(Stored records)

■ ■ ■ ■ ■ ■ ■

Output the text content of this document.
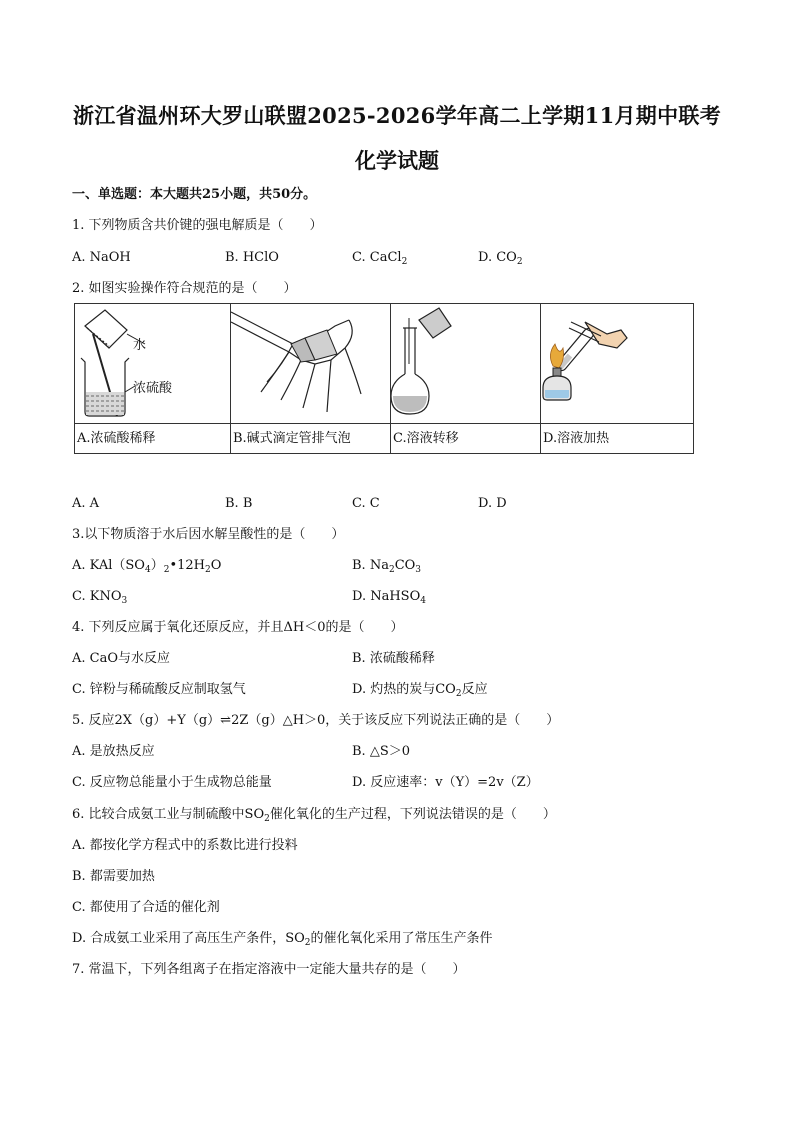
浙江省温州环大罗山联盟2025-2026学年高二上学期11月期中联考
化学试题
一、单选题：本大题共25小题，共50分。
1. 下列物质含共价键的强电解质是（　　）
A. NaOH	B. HClO	C. CaCl$_2$	D. $CO_2$
2. 如图实验操作符合规范的是（　　）
水
浓硫酸
A.浓硫酸稀释	B.碱式滴定管排气泡	C.溶液转移	D.溶液加热
A. A	B. B	C. C	D. D
3.以下物质溶于水后因水解呈酸性的是（　　）
A. $KAl(SO_4)_2•12H_2O$	B. $Na_2CO_3$
C. $KNO_3$	D. NaHSO$_4$
4. 下列反应属于氧化还原反应，并且ΔH＜0的是（　　）
A. CaO与水反应	B. 浓硫酸稀释
C. 锌粉与稀硫酸反应制取氢气	D. 灼热的炭与$CO_2$反应
5. 反应2X（g）+Y（g）⇌2Z（g）△H＞0，关于该反应下列说法正确的是（　　）
A. 是放热反应	B. △S＞0
C. 反应物总能量小于生成物总能量	D. 反应速率：v（Y）=2v（Z）
6. 比较合成氨工业与制硫酸中$SO_2$催化氧化的生产过程，下列说法错误的是（　　）
A. 都按化学方程式中的系数比进行投料
B. 都需要加热
C. 都使用了合适的催化剂
D. 合成氨工业采用了高压生产条件，$SO_2$的催化氧化采用了常压生产条件
7. 常温下，下列各组离子在指定溶液中一定能大量共存的是（　　）
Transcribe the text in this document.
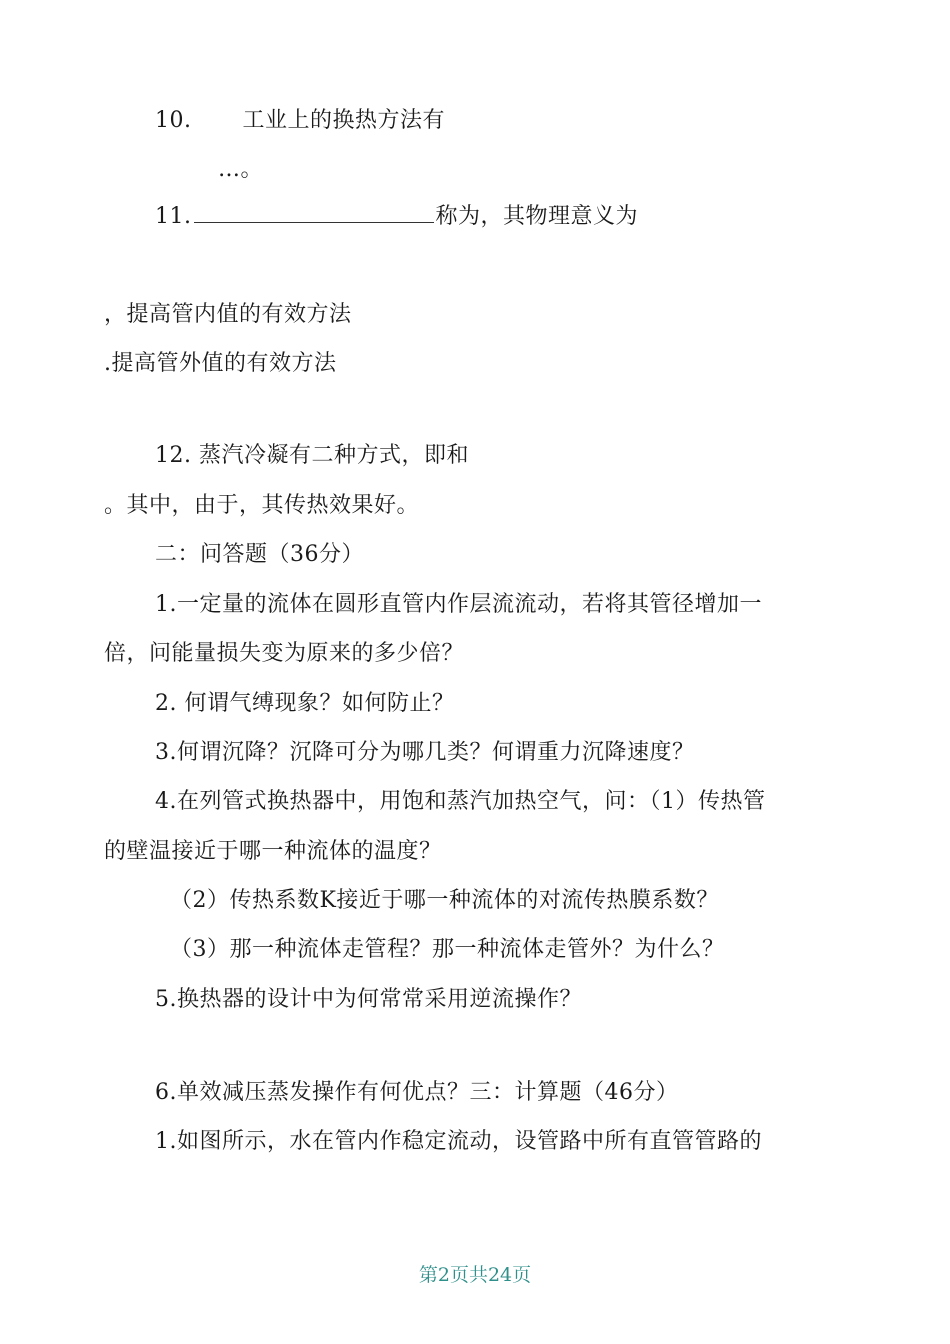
10. 工业上的换热方法有
…。
11.	称为，其物理意义为
，提高管内值的有效方法
.提高管外值的有效方法
12. 蒸汽冷凝有二种方式，即和
。其中，由于，其传热效果好。
二：问答题（36分）
1.一定量的流体在圆形直管内作层流流动，若将其管径增加一
倍，问能量损失变为原来的多少倍？
2. 何谓气缚现象？如何防止？
3.何谓沉降？沉降可分为哪几类？何谓重力沉降速度？
4.在列管式换热器中，用饱和蒸汽加热空气，问：（1）传热管
的壁温接近于哪一种流体的温度？
（2）传热系数K接近于哪一种流体的对流传热膜系数？
（3）那一种流体走管程？那一种流体走管外？为什么？
5.换热器的设计中为何常常采用逆流操作？
6.单效减压蒸发操作有何优点？三：计算题（46分）
1.如图所示，水在管内作稳定流动，设管路中所有直管管路的
第2页共24页
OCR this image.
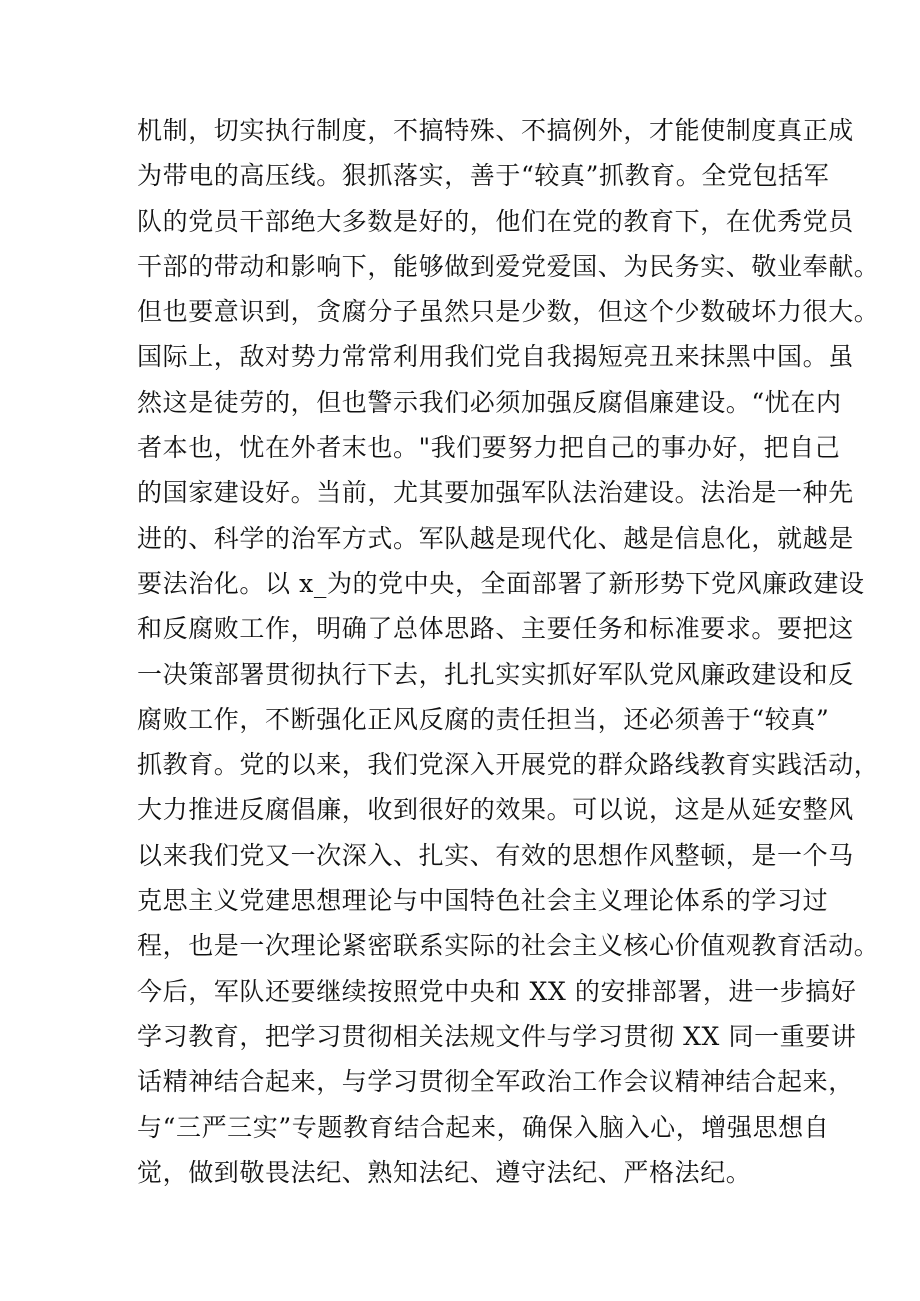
机制，切实执行制度，不搞特殊、不搞例外，才能使制度真正成
为带电的高压线。狠抓落实，善于“较真”抓教育。全党包括军
队的党员干部绝大多数是好的，他们在党的教育下，在优秀党员
干部的带动和影响下，能够做到爱党爱国、为民务实、敬业奉献。
但也要意识到，贪腐分子虽然只是少数，但这个少数破坏力很大。
国际上，敌对势力常常利用我们党自我揭短亮丑来抹黑中国。虽
然这是徒劳的，但也警示我们必须加强反腐倡廉建设。“忧在内
者本也，忧在外者末也。"我们要努力把自己的事办好，把自己
的国家建设好。当前，尤其要加强军队法治建设。法治是一种先
进的、科学的治军方式。军队越是现代化、越是信息化，就越是
要法治化。以 x_为的党中央，全面部署了新形势下党风廉政建设
和反腐败工作，明确了总体思路、主要任务和标准要求。要把这
一决策部署贯彻执行下去，扎扎实实抓好军队党风廉政建设和反
腐败工作，不断强化正风反腐的责任担当，还必须善于“较真”
抓教育。党的以来，我们党深入开展党的群众路线教育实践活动，
大力推进反腐倡廉，收到很好的效果。可以说，这是从延安整风
以来我们党又一次深入、扎实、有效的思想作风整顿，是一个马
克思主义党建思想理论与中国特色社会主义理论体系的学习过
程，也是一次理论紧密联系实际的社会主义核心价值观教育活动。
今后，军队还要继续按照党中央和 XX 的安排部署，进一步搞好
学习教育，把学习贯彻相关法规文件与学习贯彻 XX 同一重要讲
话精神结合起来，与学习贯彻全军政治工作会议精神结合起来，
与“三严三实”专题教育结合起来，确保入脑入心，增强思想自
觉，做到敬畏法纪、熟知法纪、遵守法纪、严格法纪。
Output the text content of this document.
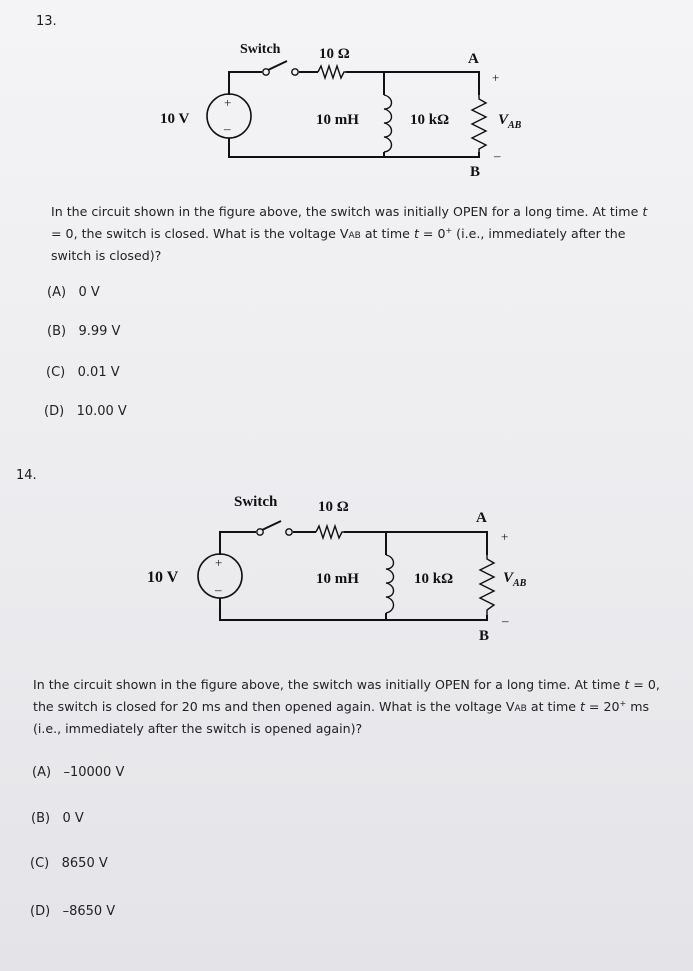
13.
Switch	10 Ω	A
+
10 V	10 mH	10 kΩ	$V_{AB}$
–
B
+
–
In the circuit shown in the figure above, the switch was initially OPEN for a long time. At time t = 0, the switch is closed. What is the voltage VAB at time t = 0+ (i.e., immediately after the switch is closed)?
(A) 0 V
(B) 9.99 V
(C) 0.01 V
(D) 10.00 V
14.
Switch	10 Ω
A
+
10 V	10 mH	10 kΩ	$V_{AB}$
–
B
+
–
In the circuit shown in the figure above, the switch was initially OPEN for a long time. At time t = 0, the switch is closed for 20 ms and then opened again. What is the voltage VAB at time t = 20+ ms (i.e., immediately after the switch is opened again)?
(A) –10000 V
(B) 0 V
(C) 8650 V
(D) –8650 V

■ ■ ■ ■ ■ ■ ■

**Task requirements:** Set down the material above as is, without any pictures.

**Final result:**
Output the text content of this document.
浙江省温州环大罗山联盟2025-2026学年高二上学期11月期中联考
化学试题
一、单选题：本大题共25小题，共50分。
1. 下列物质含共价键的强电解质是（　　）
A. NaOH	B. HClO	C. CaCl$_2$	D. $CO_2$
2. 如图实验操作符合规范的是（　　）
水
浓硫酸
A.浓硫酸稀释	B.碱式滴定管排气泡	C.溶液转移	D.溶液加热
A. A	B. B	C. C	D. D
3.以下物质溶于水后因水解呈酸性的是（　　）
A. $KAl(SO_4)_2•12H_2O$	B. $Na_2CO_3$
C. $KNO_3$	D. NaHSO$_4$
4. 下列反应属于氧化还原反应，并且ΔH＜0的是（　　）
A. CaO与水反应	B. 浓硫酸稀释
C. 锌粉与稀硫酸反应制取氢气	D. 灼热的炭与$CO_2$反应
5. 反应2X（g）+Y（g）⇌2Z（g）△H＞0，关于该反应下列说法正确的是（　　）
A. 是放热反应	B. △S＞0
C. 反应物总能量小于生成物总能量	D. 反应速率：v（Y）=2v（Z）
6. 比较合成氨工业与制硫酸中$SO_2$催化氧化的生产过程，下列说法错误的是（　　）
A. 都按化学方程式中的系数比进行投料
B. 都需要加热
C. 都使用了合适的催化剂
D. 合成氨工业采用了高压生产条件，$SO_2$的催化氧化采用了常压生产条件
7. 常温下，下列各组离子在指定溶液中一定能大量共存的是（　　）
Transcribe the text in this document.
10. 工业上的换热方法有
…。
11.	称为，其物理意义为
，提高管内值的有效方法
.提高管外值的有效方法
12. 蒸汽冷凝有二种方式，即和
。其中，由于，其传热效果好。
二：问答题（36分）
1.一定量的流体在圆形直管内作层流流动，若将其管径增加一
倍，问能量损失变为原来的多少倍？
2. 何谓气缚现象？如何防止？
3.何谓沉降？沉降可分为哪几类？何谓重力沉降速度？
4.在列管式换热器中，用饱和蒸汽加热空气，问：（1）传热管
的壁温接近于哪一种流体的温度？
（2）传热系数K接近于哪一种流体的对流传热膜系数？
（3）那一种流体走管程？那一种流体走管外？为什么？
5.换热器的设计中为何常常采用逆流操作？
6.单效减压蒸发操作有何优点？三：计算题（46分）
1.如图所示，水在管内作稳定流动，设管路中所有直管管路的
第2页共24页
OCR this image.
机制，切实执行制度，不搞特殊、不搞例外，才能使制度真正成
为带电的高压线。狠抓落实，善于“较真”抓教育。全党包括军
队的党员干部绝大多数是好的，他们在党的教育下，在优秀党员
干部的带动和影响下，能够做到爱党爱国、为民务实、敬业奉献。
但也要意识到，贪腐分子虽然只是少数，但这个少数破坏力很大。
国际上，敌对势力常常利用我们党自我揭短亮丑来抹黑中国。虽
然这是徒劳的，但也警示我们必须加强反腐倡廉建设。“忧在内
者本也，忧在外者末也。"我们要努力把自己的事办好，把自己
的国家建设好。当前，尤其要加强军队法治建设。法治是一种先
进的、科学的治军方式。军队越是现代化、越是信息化，就越是
要法治化。以 x_为的党中央，全面部署了新形势下党风廉政建设
和反腐败工作，明确了总体思路、主要任务和标准要求。要把这
一决策部署贯彻执行下去，扎扎实实抓好军队党风廉政建设和反
腐败工作，不断强化正风反腐的责任担当，还必须善于“较真”
抓教育。党的以来，我们党深入开展党的群众路线教育实践活动，
大力推进反腐倡廉，收到很好的效果。可以说，这是从延安整风
以来我们党又一次深入、扎实、有效的思想作风整顿，是一个马
克思主义党建思想理论与中国特色社会主义理论体系的学习过
程，也是一次理论紧密联系实际的社会主义核心价值观教育活动。
今后，军队还要继续按照党中央和 XX 的安排部署，进一步搞好
学习教育，把学习贯彻相关法规文件与学习贯彻 XX 同一重要讲
话精神结合起来，与学习贯彻全军政治工作会议精神结合起来，
与“三严三实”专题教育结合起来，确保入脑入心，增强思想自
觉，做到敬畏法纪、熟知法纪、遵守法纪、严格法纪。
Output the text content of this document.
13.
Switch	10 Ω	A
+
10 V	10 mH	10 kΩ	$V_{AB}$
–
B
+
–
In the circuit shown in the figure above, the switch was initially OPEN for a long time. At time t = 0, the switch is closed. What is the voltage VAB at time t = 0+ (i.e., immediately after the switch is closed)?
(A) 0 V
(B) 9.99 V
(C) 0.01 V
(D) 10.00 V
14.
Switch	10 Ω
A
+
10 V	10 mH	10 kΩ	$V_{AB}$
–
B
+
–
In the circuit shown in the figure above, the switch was initially OPEN for a long time. At time t = 0, the switch is closed for 20 ms and then opened again. What is the voltage VAB at time t = 20+ ms (i.e., immediately after the switch is opened again)?
(A) –10000 V
(B) 0 V
(C) 8650 V
(D) –8650 V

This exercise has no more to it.